**WHAT IS REQUIRED**
Copy out each line containing "effect" from the entries below.
━━━ GIVEN RECORDS
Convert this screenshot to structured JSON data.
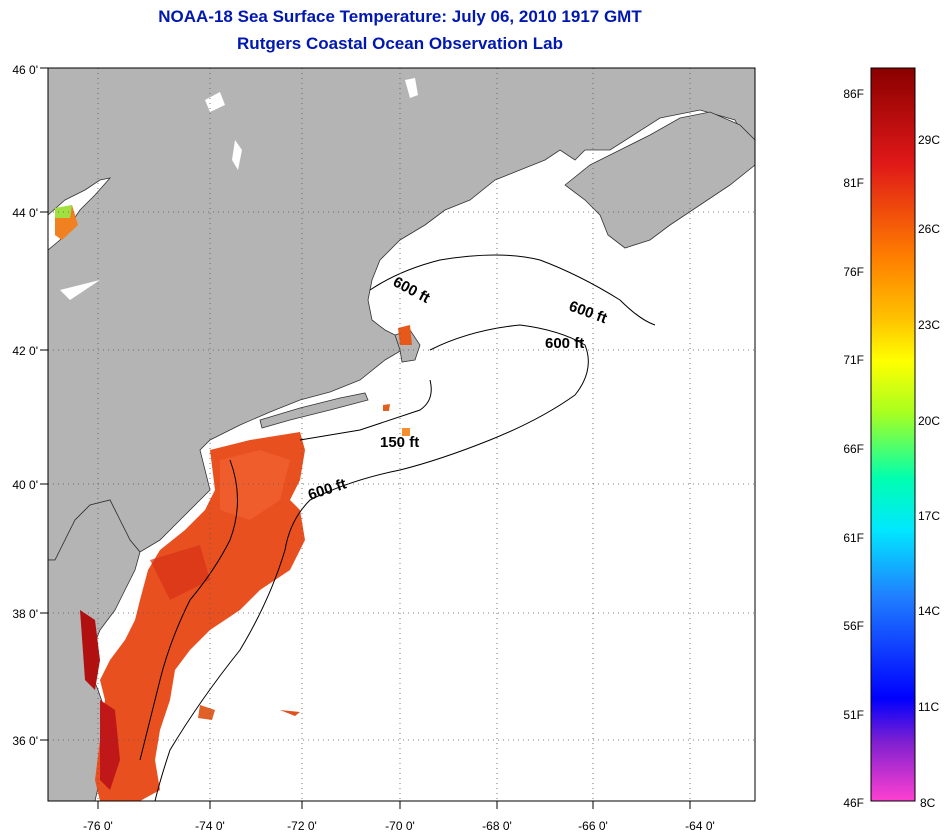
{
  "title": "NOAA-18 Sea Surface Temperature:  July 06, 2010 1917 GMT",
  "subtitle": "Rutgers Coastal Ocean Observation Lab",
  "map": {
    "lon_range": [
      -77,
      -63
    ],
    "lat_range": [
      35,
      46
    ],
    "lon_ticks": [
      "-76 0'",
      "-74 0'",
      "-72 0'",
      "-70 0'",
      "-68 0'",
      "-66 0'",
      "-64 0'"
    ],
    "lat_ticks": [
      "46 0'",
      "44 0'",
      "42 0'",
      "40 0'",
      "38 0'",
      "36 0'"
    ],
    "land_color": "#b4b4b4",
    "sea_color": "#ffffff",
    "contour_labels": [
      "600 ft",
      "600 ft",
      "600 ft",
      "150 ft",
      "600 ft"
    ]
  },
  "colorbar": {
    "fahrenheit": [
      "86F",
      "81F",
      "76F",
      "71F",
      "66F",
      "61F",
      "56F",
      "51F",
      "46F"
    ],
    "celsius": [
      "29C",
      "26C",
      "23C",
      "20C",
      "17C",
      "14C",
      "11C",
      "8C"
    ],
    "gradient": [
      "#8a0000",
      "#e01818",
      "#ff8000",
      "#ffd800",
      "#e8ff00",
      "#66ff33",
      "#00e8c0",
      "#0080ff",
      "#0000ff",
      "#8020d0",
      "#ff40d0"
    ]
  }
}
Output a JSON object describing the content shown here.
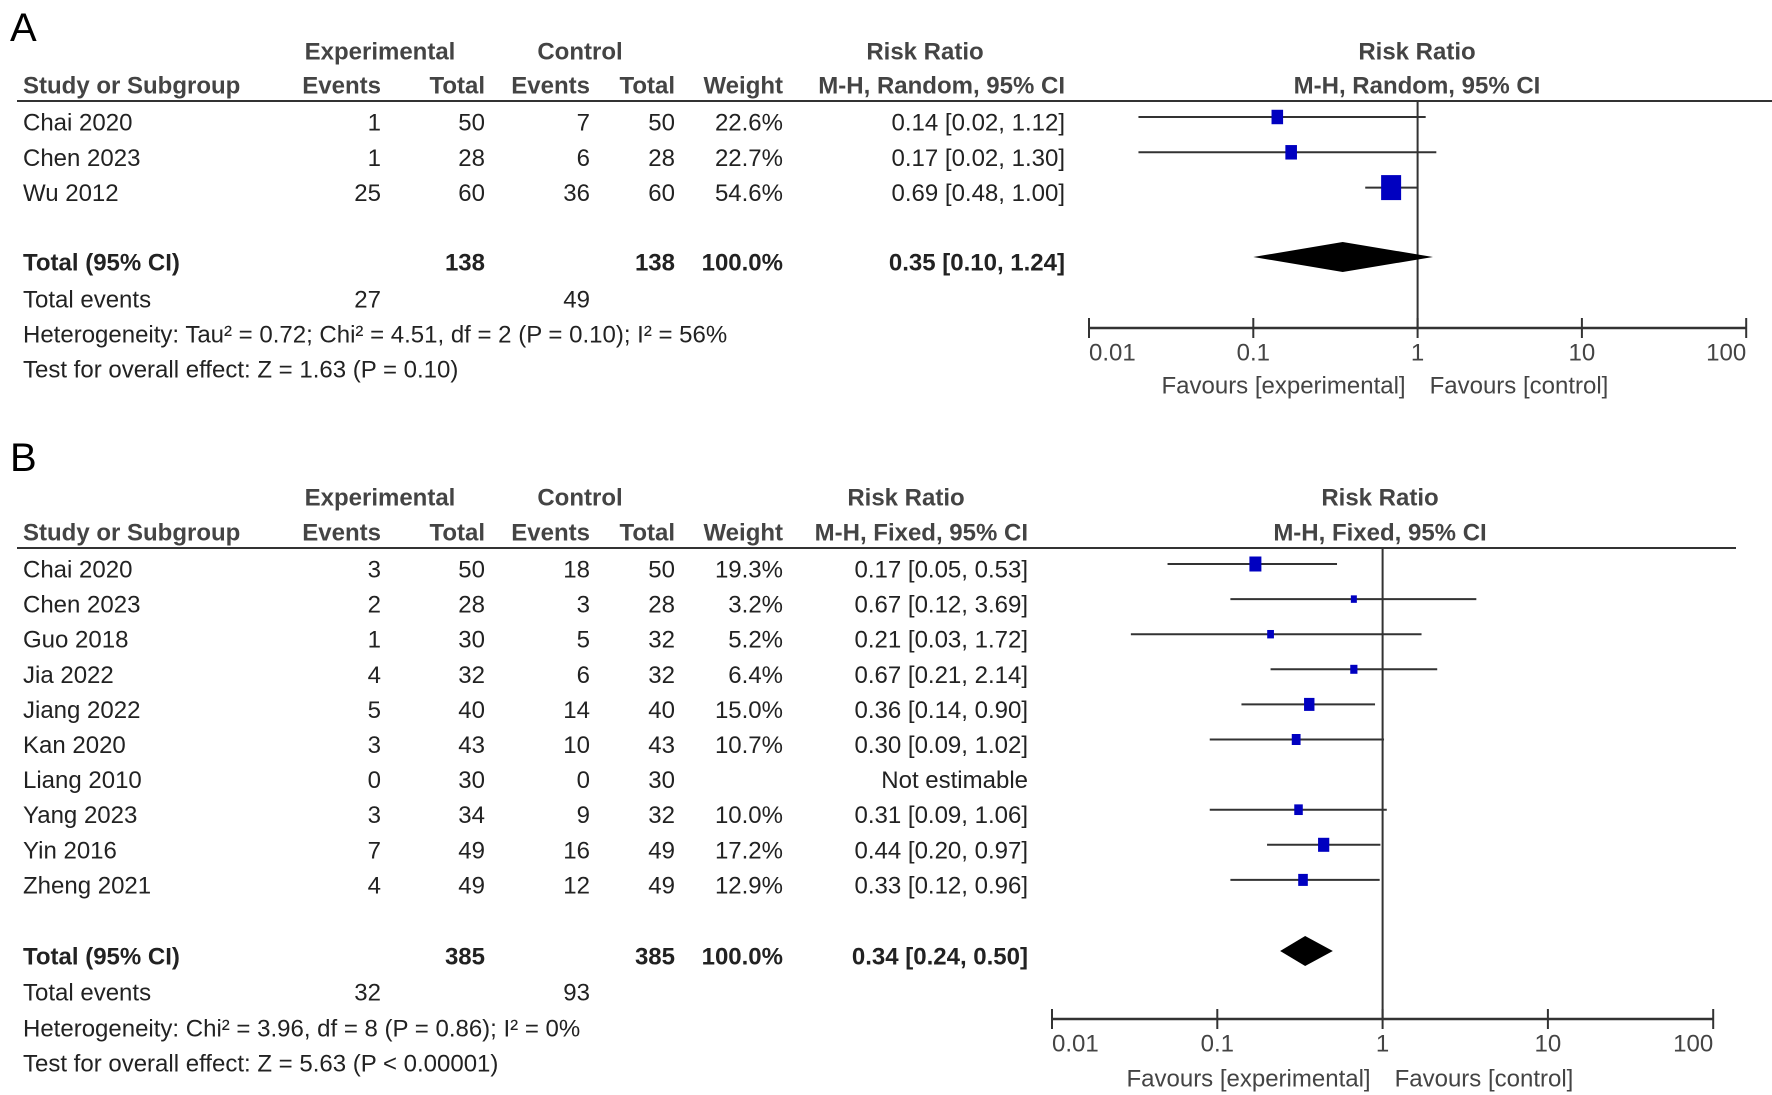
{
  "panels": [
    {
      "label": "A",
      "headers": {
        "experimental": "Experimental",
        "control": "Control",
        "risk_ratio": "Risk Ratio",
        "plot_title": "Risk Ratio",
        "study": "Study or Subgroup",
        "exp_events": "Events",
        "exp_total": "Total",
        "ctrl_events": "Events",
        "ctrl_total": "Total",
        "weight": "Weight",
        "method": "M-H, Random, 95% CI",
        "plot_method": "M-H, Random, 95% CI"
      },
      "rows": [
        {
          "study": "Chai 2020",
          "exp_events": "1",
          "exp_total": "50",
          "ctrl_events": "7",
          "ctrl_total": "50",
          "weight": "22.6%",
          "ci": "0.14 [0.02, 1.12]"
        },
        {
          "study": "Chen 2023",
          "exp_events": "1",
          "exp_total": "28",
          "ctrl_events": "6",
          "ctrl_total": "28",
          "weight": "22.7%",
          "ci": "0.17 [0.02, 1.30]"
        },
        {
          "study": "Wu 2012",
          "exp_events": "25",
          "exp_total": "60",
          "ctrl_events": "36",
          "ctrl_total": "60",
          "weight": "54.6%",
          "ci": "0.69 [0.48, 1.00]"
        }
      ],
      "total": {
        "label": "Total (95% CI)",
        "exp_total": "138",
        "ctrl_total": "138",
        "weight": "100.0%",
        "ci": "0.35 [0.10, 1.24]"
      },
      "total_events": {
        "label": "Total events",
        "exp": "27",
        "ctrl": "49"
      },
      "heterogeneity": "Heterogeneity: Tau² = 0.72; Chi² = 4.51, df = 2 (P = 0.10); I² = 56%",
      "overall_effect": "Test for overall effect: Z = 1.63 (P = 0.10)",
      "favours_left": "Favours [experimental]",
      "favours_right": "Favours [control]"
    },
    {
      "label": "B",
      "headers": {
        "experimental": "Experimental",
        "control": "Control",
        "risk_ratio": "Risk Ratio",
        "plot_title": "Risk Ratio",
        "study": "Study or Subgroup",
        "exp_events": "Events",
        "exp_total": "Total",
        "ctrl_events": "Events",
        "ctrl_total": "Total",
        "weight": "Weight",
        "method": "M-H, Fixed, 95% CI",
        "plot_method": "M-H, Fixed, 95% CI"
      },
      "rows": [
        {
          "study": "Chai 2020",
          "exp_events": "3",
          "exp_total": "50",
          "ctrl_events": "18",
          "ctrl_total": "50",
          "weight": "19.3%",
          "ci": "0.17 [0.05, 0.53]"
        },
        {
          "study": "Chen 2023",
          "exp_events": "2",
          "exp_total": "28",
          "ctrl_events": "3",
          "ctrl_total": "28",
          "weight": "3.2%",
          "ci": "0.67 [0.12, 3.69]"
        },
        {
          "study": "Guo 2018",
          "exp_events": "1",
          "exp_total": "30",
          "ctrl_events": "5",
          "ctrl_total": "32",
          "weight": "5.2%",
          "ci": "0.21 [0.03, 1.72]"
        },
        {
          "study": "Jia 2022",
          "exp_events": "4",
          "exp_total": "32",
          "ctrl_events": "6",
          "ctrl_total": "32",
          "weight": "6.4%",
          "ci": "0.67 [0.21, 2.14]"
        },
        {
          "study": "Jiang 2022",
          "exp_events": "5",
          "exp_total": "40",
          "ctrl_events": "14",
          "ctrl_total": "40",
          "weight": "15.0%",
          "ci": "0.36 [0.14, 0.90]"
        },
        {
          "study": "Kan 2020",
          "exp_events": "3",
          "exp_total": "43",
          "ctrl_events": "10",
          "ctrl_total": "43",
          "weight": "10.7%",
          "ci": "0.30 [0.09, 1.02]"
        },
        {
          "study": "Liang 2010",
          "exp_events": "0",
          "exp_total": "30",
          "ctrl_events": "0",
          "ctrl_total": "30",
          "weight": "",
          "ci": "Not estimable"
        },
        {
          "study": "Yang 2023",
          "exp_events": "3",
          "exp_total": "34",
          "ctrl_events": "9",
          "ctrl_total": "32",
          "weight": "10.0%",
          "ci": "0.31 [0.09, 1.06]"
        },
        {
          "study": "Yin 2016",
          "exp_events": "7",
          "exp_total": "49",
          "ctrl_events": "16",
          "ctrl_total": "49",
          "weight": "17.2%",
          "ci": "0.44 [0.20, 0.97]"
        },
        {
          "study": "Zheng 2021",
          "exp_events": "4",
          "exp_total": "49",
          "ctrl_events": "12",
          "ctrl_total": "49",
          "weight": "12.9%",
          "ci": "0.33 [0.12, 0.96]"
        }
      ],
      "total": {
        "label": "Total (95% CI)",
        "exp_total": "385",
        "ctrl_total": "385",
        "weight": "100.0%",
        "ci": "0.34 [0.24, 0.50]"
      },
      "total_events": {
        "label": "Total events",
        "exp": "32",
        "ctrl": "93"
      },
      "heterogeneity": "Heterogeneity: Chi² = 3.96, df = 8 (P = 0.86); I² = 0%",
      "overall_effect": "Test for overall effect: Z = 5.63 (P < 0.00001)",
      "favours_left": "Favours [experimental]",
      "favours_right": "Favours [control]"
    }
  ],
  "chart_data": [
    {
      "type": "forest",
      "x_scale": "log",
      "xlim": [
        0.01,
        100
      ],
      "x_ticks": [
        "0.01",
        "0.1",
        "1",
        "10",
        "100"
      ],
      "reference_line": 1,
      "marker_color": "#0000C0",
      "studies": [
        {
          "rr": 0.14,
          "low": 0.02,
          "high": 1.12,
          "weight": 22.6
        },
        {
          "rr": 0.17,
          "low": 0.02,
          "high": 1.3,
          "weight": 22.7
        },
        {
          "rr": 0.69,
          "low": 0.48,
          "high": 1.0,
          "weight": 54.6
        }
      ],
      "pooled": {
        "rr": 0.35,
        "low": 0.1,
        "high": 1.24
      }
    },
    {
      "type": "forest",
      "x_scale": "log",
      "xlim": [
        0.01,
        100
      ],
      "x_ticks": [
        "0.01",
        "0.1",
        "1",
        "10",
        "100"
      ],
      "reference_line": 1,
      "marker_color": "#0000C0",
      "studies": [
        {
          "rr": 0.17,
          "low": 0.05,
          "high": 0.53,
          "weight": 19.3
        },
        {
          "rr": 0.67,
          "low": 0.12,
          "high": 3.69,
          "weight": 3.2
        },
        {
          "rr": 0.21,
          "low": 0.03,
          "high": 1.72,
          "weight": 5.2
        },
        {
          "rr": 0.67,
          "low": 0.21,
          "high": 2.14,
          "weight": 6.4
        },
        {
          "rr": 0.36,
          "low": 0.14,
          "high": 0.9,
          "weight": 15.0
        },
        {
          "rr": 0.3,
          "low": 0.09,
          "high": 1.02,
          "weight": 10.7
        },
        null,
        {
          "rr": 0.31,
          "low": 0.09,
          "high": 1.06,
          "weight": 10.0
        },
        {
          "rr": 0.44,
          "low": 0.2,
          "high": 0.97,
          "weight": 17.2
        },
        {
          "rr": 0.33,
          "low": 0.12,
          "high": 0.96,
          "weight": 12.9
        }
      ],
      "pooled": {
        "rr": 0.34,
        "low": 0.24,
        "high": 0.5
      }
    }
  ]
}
━━━━━━
**SOLUTION TO THIS EXERCISE**
      "overall_effect": "Test for overall effect: Z = 1.63 (P = 0.10)",
      "overall_effect": "Test for overall effect: Z = 5.63 (P < 0.00001)",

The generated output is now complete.